** START **

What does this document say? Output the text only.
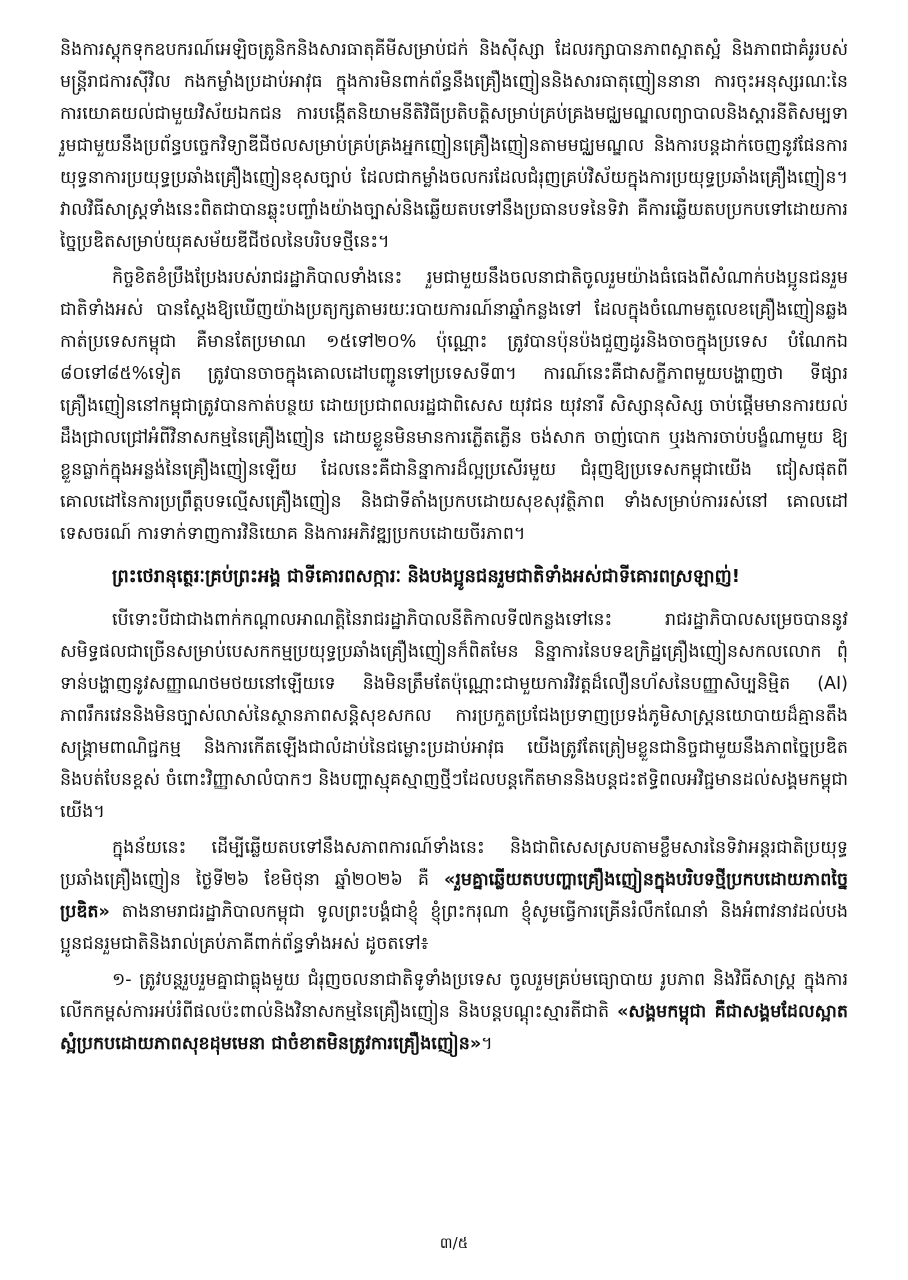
និងការស្តុកទុកឧបករណ៍អេឡិចត្រូនិកនិងសារធាតុគីមីសម្រាប់ជក់ និងស៊ីស្សា ដែលរក្សាបានភាពស្អាតស្អំ និងភាពជាគំរូរបស់មន្ត្រីរាជការស៊ីវិល កងកម្លាំងប្រដាប់អាវុធ ក្នុងការមិនពាក់ព័ន្ធនឹងគ្រឿងញៀននិងសារធាតុញៀននានា ការចុះអនុស្សរណៈនៃការយោគយល់ជាមួយវិស័យឯកជន ការបង្កើតនិយាមនីតិវិធីប្រតិបត្តិសម្រាប់គ្រប់គ្រងមជ្ឈមណ្ឌលព្យាបាលនិងស្តារនីតិសម្បទា រួមជាមួយនឹងប្រព័ន្ធបច្ចេកវិទ្យាឌីជីថលសម្រាប់គ្រប់គ្រងអ្នកញៀនគ្រឿងញៀនតាមមជ្ឈមណ្ឌល និងការបន្តដាក់ចេញនូវផែនការយុទ្ធនាការប្រយុទ្ធប្រឆាំងគ្រឿងញៀនខុសច្បាប់ ដែលជាកម្លាំងចលករដែលជំរុញគ្រប់វិស័យក្នុងការប្រយុទ្ធប្រឆាំងគ្រឿងញៀន។ វាលវិធីសាស្ត្រទាំងនេះពិតជាបានឆ្លុះបញ្ចាំងយ៉ាងច្បាស់និងឆ្លើយតបទៅនឹងប្រធានបទនៃទិវា គឺការឆ្លើយតបប្រកបទៅដោយការច្នៃប្រឌិតសម្រាប់យុគសម័យឌីជីថលនៃបរិបទថ្មីនេះ។

កិច្ចខិតខំប្រឹងប្រែងរបស់រាជរដ្ឋាភិបាលទាំងនេះ រួមជាមួយនឹងចលនាជាតិចូលរួមយ៉ាងធំធេងពីសំណាក់បងប្អូនជនរួមជាតិទាំងអស់ បានស្តែងឱ្យឃើញយ៉ាងប្រត្យក្សតាមរយៈរបាយការណ៍នាឆ្នាំកន្លងទៅ ដែលក្នុងចំណោមតួលេខគ្រឿងញៀនឆ្លងកាត់ប្រទេសកម្ពុជា គឺមានតែប្រមាណ ១៥ទៅ២០% ប៉ុណ្ណោះ ត្រូវបានប៉ុនប៉ងជួញដូរនិងចាចក្នុងប្រទេស បំណែកឯ ៨០ទៅ៨៥%ទៀត ត្រូវបានចាចក្នុងគោលដៅបញ្ជូនទៅប្រទេសទី៣។ ការណ៍នេះគឺជាសក្ខីភាពមួយបង្ហាញថា ទីផ្សារគ្រឿងញៀននៅកម្ពុជាត្រូវបានកាត់បន្ថយ ដោយប្រជាពលរដ្ឋជាពិសេស យុវជន យុវនារី សិស្សានុសិស្ស ចាប់ផ្តើមមានការយល់ដឹងជ្រាលជ្រៅអំពីវិនាសកម្មនៃគ្រឿងញៀន ដោយខ្លួនមិនមានការភ្លើតភ្លើន ចង់សាក ចាញ់បោក ឬរងការចាប់បង្ខំណាមួយ ឱ្យខ្លួនធ្លាក់ក្នុងអន្លង់នៃគ្រឿងញៀនឡើយ ដែលនេះគឺជានិន្នាការដ៏ល្អប្រសើរមួយ ជំរុញឱ្យប្រទេសកម្ពុជាយើង ជៀសផុតពីគោលដៅនៃការប្រព្រឹត្តបទល្មើសគ្រឿងញៀន និងជាទីតាំងប្រកបដោយសុខសុវត្ថិភាព ទាំងសម្រាប់ការរស់នៅ គោលដៅទេសចរណ៍ ការទាក់ទាញការវិនិយោគ និងការអភិវឌ្ឍប្រកបដោយចីរភាព។

ព្រះថេរានុត្ថេរៈគ្រប់ព្រះអង្គ ជាទីគោរពសក្ការៈ និងបងប្អូនជនរួមជាតិទាំងអស់ជាទីគោរពស្រឡាញ់!

បើទោះបីជាជាងពាក់កណ្តាលអាណត្តិនៃរាជរដ្ឋាភិបាលនីតិកាលទី៧កន្លងទៅនេះ រាជរដ្ឋាភិបាលសម្រេចបាននូវសមិទ្ធផលជាច្រើនសម្រាប់បេសកកម្មប្រយុទ្ធប្រឆាំងគ្រឿងញៀនក៏ពិតមែន និន្នាការនៃបទឧក្រិដ្ឋគ្រឿងញៀនសកលលោក ពុំទាន់បង្ហាញនូវសញ្ញាណថមថយនៅឡើយទេ និងមិនត្រឹមតែប៉ុណ្ណោះជាមួយការវិវត្តដ៏លឿនហ័សនៃបញ្ញាសិប្បនិម្មិត (AI) ភាពរឹករវេននិងមិនច្បាស់លាស់នៃស្ថានភាពសន្តិសុខសកល ការប្រកួតប្រជែងប្រទាញប្រទង់ភូមិសាស្ត្រនយោបាយដ៏គ្មានតឹង សង្គ្រាមពាណិជ្ជកម្ម និងការកើតឡើងជាលំដាប់នៃជម្លោះប្រដាប់អាវុធ យើងត្រូវតែត្រៀមខ្លួនជានិច្ចជាមួយនឹងភាពច្នៃប្រឌិតនិងបត់បែនខ្ពស់ ចំពោះវិញ្ញាសាលំបាកៗ និងបញ្ហាស្មុគស្មាញថ្មីៗដែលបន្តកើតមាននិងបន្តជះឥទ្ធិពលអវិជ្ជមានដល់សង្គមកម្ពុជាយើង។

ក្នុងន័យនេះ ដើម្បីឆ្លើយតបទៅនឹងសភាពការណ៍ទាំងនេះ និងជាពិសេសស្របតាមខ្លឹមសារនៃទិវាអន្តរជាតិប្រយុទ្ធប្រឆាំងគ្រឿងញៀន ថ្ងៃទី២៦ ខែមិថុនា ឆ្នាំ២០២៦ គឺ «រួមគ្នាឆ្លើយតបបញ្ហាគ្រឿងញៀនក្នុងបរិបទថ្មីប្រកបដោយភាពច្នៃប្រឌិត» តាងនាមរាជរដ្ឋាភិបាលកម្ពុជា ទូលព្រះបង្គំជាខ្ញុំ ខ្ញុំព្រះករុណា ខ្ញុំសូមធ្វើការគ្រើនរំលឹកណែនាំ និងអំពាវនាវដល់បងប្អូនជនរួមជាតិនិងរាល់គ្រប់ភាគីពាក់ព័ន្ធទាំងអស់ ដូចតទៅ៖

១- ត្រូវបន្តរួបរួមគ្នាជាធ្លុងមួយ ជំរុញចលនាជាតិទូទាំងប្រទេស ចូលរួមគ្រប់មធ្យោបាយ រូបភាព និងវិធីសាស្ត្រ ក្នុងការលើកកម្ពស់ការអប់រំពីផលប៉ះពាល់និងវិនាសកម្មនៃគ្រឿងញៀន និងបន្តបណ្តុះស្មារតីជាតិ «សង្គមកម្ពុជា គឺជាសង្គមដែលស្អាតស្អំប្រកបដោយភាពសុខដុមមេនា ជាចំខាតមិនត្រូវការគ្រឿងញៀន»។

៣/៥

** END **

(Work to do)
Write the records above out again exactly, with no pictures in your copy.

(Written answer)
What does this document say? Output the text only.
និងការស្តុកទុកឧបករណ៍អេឡិចត្រូនិកនិងសារធាតុគីមីសម្រាប់ជក់ និងស៊ីស្សា ដែលរក្សាបានភាពស្អាតស្អំ និងភាពជាគំរូរបស់មន្ត្រីរាជការស៊ីវិល កងកម្លាំងប្រដាប់អាវុធ ក្នុងការមិនពាក់ព័ន្ធនឹងគ្រឿងញៀននិងសារធាតុញៀននានា ការចុះអនុស្សរណៈនៃការយោគយល់ជាមួយវិស័យឯកជន ការបង្កើតនិយាមនីតិវិធីប្រតិបត្តិសម្រាប់គ្រប់គ្រងមជ្ឈមណ្ឌលព្យាបាលនិងស្តារនីតិសម្បទា រួមជាមួយនឹងប្រព័ន្ធបច្ចេកវិទ្យាឌីជីថលសម្រាប់គ្រប់គ្រងអ្នកញៀនគ្រឿងញៀនតាមមជ្ឈមណ្ឌល និងការបន្តដាក់ចេញនូវផែនការយុទ្ធនាការប្រយុទ្ធប្រឆាំងគ្រឿងញៀនខុសច្បាប់ ដែលជាកម្លាំងចលករដែលជំរុញគ្រប់វិស័យក្នុងការប្រយុទ្ធប្រឆាំងគ្រឿងញៀន។ វាលវិធីសាស្ត្រទាំងនេះពិតជាបានឆ្លុះបញ្ចាំងយ៉ាងច្បាស់និងឆ្លើយតបទៅនឹងប្រធានបទនៃទិវា គឺការឆ្លើយតបប្រកបទៅដោយការច្នៃប្រឌិតសម្រាប់យុគសម័យឌីជីថលនៃបរិបទថ្មីនេះ។

កិច្ចខិតខំប្រឹងប្រែងរបស់រាជរដ្ឋាភិបាលទាំងនេះ រួមជាមួយនឹងចលនាជាតិចូលរួមយ៉ាងធំធេងពីសំណាក់បងប្អូនជនរួមជាតិទាំងអស់ បានស្តែងឱ្យឃើញយ៉ាងប្រត្យក្សតាមរយៈរបាយការណ៍នាឆ្នាំកន្លងទៅ ដែលក្នុងចំណោមតួលេខគ្រឿងញៀនឆ្លងកាត់ប្រទេសកម្ពុជា គឺមានតែប្រមាណ ១៥ទៅ២០% ប៉ុណ្ណោះ ត្រូវបានប៉ុនប៉ងជួញដូរនិងចាចក្នុងប្រទេស បំណែកឯ ៨០ទៅ៨៥%ទៀត ត្រូវបានចាចក្នុងគោលដៅបញ្ជូនទៅប្រទេសទី៣។ ការណ៍នេះគឺជាសក្ខីភាពមួយបង្ហាញថា ទីផ្សារគ្រឿងញៀននៅកម្ពុជាត្រូវបានកាត់បន្ថយ ដោយប្រជាពលរដ្ឋជាពិសេស យុវជន យុវនារី សិស្សានុសិស្ស ចាប់ផ្តើមមានការយល់ដឹងជ្រាលជ្រៅអំពីវិនាសកម្មនៃគ្រឿងញៀន ដោយខ្លួនមិនមានការភ្លើតភ្លើន ចង់សាក ចាញ់បោក ឬរងការចាប់បង្ខំណាមួយ ឱ្យខ្លួនធ្លាក់ក្នុងអន្លង់នៃគ្រឿងញៀនឡើយ ដែលនេះគឺជានិន្នាការដ៏ល្អប្រសើរមួយ ជំរុញឱ្យប្រទេសកម្ពុជាយើង ជៀសផុតពីគោលដៅនៃការប្រព្រឹត្តបទល្មើសគ្រឿងញៀន និងជាទីតាំងប្រកបដោយសុខសុវត្ថិភាព ទាំងសម្រាប់ការរស់នៅ គោលដៅទេសចរណ៍ ការទាក់ទាញការវិនិយោគ និងការអភិវឌ្ឍប្រកបដោយចីរភាព។

ព្រះថេរានុត្ថេរៈគ្រប់ព្រះអង្គ ជាទីគោរពសក្ការៈ និងបងប្អូនជនរួមជាតិទាំងអស់ជាទីគោរពស្រឡាញ់!

បើទោះបីជាជាងពាក់កណ្តាលអាណត្តិនៃរាជរដ្ឋាភិបាលនីតិកាលទី៧កន្លងទៅនេះ រាជរដ្ឋាភិបាលសម្រេចបាននូវសមិទ្ធផលជាច្រើនសម្រាប់បេសកកម្មប្រយុទ្ធប្រឆាំងគ្រឿងញៀនក៏ពិតមែន និន្នាការនៃបទឧក្រិដ្ឋគ្រឿងញៀនសកលលោក ពុំទាន់បង្ហាញនូវសញ្ញាណថមថយនៅឡើយទេ និងមិនត្រឹមតែប៉ុណ្ណោះជាមួយការវិវត្តដ៏លឿនហ័សនៃបញ្ញាសិប្បនិម្មិត (AI) ភាពរឹករវេននិងមិនច្បាស់លាស់នៃស្ថានភាពសន្តិសុខសកល ការប្រកួតប្រជែងប្រទាញប្រទង់ភូមិសាស្ត្រនយោបាយដ៏គ្មានតឹង សង្គ្រាមពាណិជ្ជកម្ម និងការកើតឡើងជាលំដាប់នៃជម្លោះប្រដាប់អាវុធ យើងត្រូវតែត្រៀមខ្លួនជានិច្ចជាមួយនឹងភាពច្នៃប្រឌិតនិងបត់បែនខ្ពស់ ចំពោះវិញ្ញាសាលំបាកៗ និងបញ្ហាស្មុគស្មាញថ្មីៗដែលបន្តកើតមាននិងបន្តជះឥទ្ធិពលអវិជ្ជមានដល់សង្គមកម្ពុជាយើង។

ក្នុងន័យនេះ ដើម្បីឆ្លើយតបទៅនឹងសភាពការណ៍ទាំងនេះ និងជាពិសេសស្របតាមខ្លឹមសារនៃទិវាអន្តរជាតិប្រយុទ្ធប្រឆាំងគ្រឿងញៀន ថ្ងៃទី២៦ ខែមិថុនា ឆ្នាំ២០២៦ គឺ «រួមគ្នាឆ្លើយតបបញ្ហាគ្រឿងញៀនក្នុងបរិបទថ្មីប្រកបដោយភាពច្នៃប្រឌិត» តាងនាមរាជរដ្ឋាភិបាលកម្ពុជា ទូលព្រះបង្គំជាខ្ញុំ ខ្ញុំព្រះករុណា ខ្ញុំសូមធ្វើការគ្រើនរំលឹកណែនាំ និងអំពាវនាវដល់បងប្អូនជនរួមជាតិនិងរាល់គ្រប់ភាគីពាក់ព័ន្ធទាំងអស់ ដូចតទៅ៖

១- ត្រូវបន្តរួបរួមគ្នាជាធ្លុងមួយ ជំរុញចលនាជាតិទូទាំងប្រទេស ចូលរួមគ្រប់មធ្យោបាយ រូបភាព និងវិធីសាស្ត្រ ក្នុងការលើកកម្ពស់ការអប់រំពីផលប៉ះពាល់និងវិនាសកម្មនៃគ្រឿងញៀន និងបន្តបណ្តុះស្មារតីជាតិ «សង្គមកម្ពុជា គឺជាសង្គមដែលស្អាតស្អំប្រកបដោយភាពសុខដុមមេនា ជាចំខាតមិនត្រូវការគ្រឿងញៀន»។

៣/៥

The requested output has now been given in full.